— start of TASK INPUTS —

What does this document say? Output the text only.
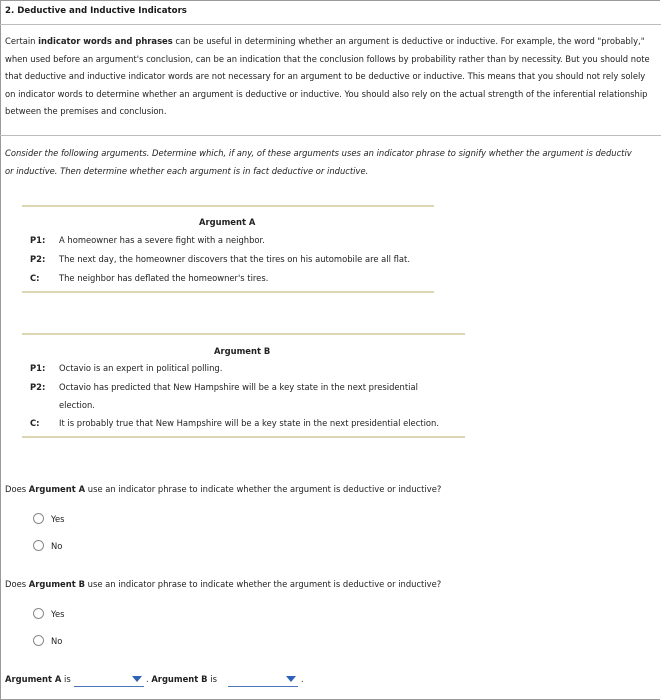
2. Deductive and Inductive Indicators
Certain indicator words and phrases can be useful in determining whether an argument is deductive or inductive. For example, the word "probably," when used before an argument's conclusion, can be an indication that the conclusion follows by probability rather than by necessity. But you should note that deductive and inductive indicator words are not necessary for an argument to be deductive or inductive. This means that you should not rely solely on indicator words to determine whether an argument is deductive or inductive. You should also rely on the actual strength of the inferential relationship between the premises and conclusion.
Consider the following arguments. Determine which, if any, of these arguments uses an indicator phrase to signify whether the argument is deductiv
or inductive. Then determine whether each argument is in fact deductive or inductive.
Argument A
P1: A homeowner has a severe fight with a neighbor.
P2: The next day, the homeowner discovers that the tires on his automobile are all flat.
C: The neighbor has deflated the homeowner's tires.
Argument B
P1: Octavio is an expert in political polling.
P2: Octavio has predicted that New Hampshire will be a key state in the next presidential
election.
C: It is probably true that New Hampshire will be a key state in the next presidential election.
Does Argument A use an indicator phrase to indicate whether the argument is deductive or inductive?
Yes
No
Does Argument B use an indicator phrase to indicate whether the argument is deductive or inductive?
Yes
No
Argument A is	. Argument B is	.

— end of TASK INPUTS —

## WRITTEN TASK
Omit the pictures, then quote the rest of the material above exactly.

## EXERCISE SOLUTION
What does this document say? Output the text only.
2. Deductive and Inductive Indicators
Certain indicator words and phrases can be useful in determining whether an argument is deductive or inductive. For example, the word "probably," when used before an argument's conclusion, can be an indication that the conclusion follows by probability rather than by necessity. But you should note that deductive and inductive indicator words are not necessary for an argument to be deductive or inductive. This means that you should not rely solely on indicator words to determine whether an argument is deductive or inductive. You should also rely on the actual strength of the inferential relationship between the premises and conclusion.
Consider the following arguments. Determine which, if any, of these arguments uses an indicator phrase to signify whether the argument is deductiv
or inductive. Then determine whether each argument is in fact deductive or inductive.
Argument A
P1: A homeowner has a severe fight with a neighbor.
P2: The next day, the homeowner discovers that the tires on his automobile are all flat.
C: The neighbor has deflated the homeowner's tires.
Argument B
P1: Octavio is an expert in political polling.
P2: Octavio has predicted that New Hampshire will be a key state in the next presidential
election.
C: It is probably true that New Hampshire will be a key state in the next presidential election.
Does Argument A use an indicator phrase to indicate whether the argument is deductive or inductive?
Yes
No
Does Argument B use an indicator phrase to indicate whether the argument is deductive or inductive?
Yes
No
Argument A is	. Argument B is	.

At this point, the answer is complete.